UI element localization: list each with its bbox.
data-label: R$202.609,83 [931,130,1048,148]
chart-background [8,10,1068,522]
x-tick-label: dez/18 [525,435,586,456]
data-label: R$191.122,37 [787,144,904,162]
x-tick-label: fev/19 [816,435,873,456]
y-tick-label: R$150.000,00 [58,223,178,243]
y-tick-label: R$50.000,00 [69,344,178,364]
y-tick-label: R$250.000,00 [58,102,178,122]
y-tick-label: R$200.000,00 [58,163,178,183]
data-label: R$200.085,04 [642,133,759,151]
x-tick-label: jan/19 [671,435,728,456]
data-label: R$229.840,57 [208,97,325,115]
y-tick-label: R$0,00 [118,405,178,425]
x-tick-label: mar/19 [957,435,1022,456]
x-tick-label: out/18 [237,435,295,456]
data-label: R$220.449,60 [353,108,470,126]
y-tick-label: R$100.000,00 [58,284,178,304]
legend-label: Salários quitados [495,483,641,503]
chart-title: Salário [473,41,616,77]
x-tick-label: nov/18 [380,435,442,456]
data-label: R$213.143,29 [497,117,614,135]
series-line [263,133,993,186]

OBJECTIVE: Substitute "x-axis-label" for every "x-tick-label" in the rows, starting at the first row and stopping after the row that contains "data-label: R$200.085,04 [642,133,759,151]". Repeat only those rows, leaving everything else unchanged.

EXPECTED OUTPUT:
UI element localization: list each with its bbox.
data-label: R$202.609,83 [931,130,1048,148]
chart-background [8,10,1068,522]
x-axis-label: dez/18 [525,435,586,456]
data-label: R$191.122,37 [787,144,904,162]
x-axis-label: fev/19 [816,435,873,456]
y-tick-label: R$150.000,00 [58,223,178,243]
y-tick-label: R$50.000,00 [69,344,178,364]
y-tick-label: R$250.000,00 [58,102,178,122]
y-tick-label: R$200.000,00 [58,163,178,183]
data-label: R$200.085,04 [642,133,759,151]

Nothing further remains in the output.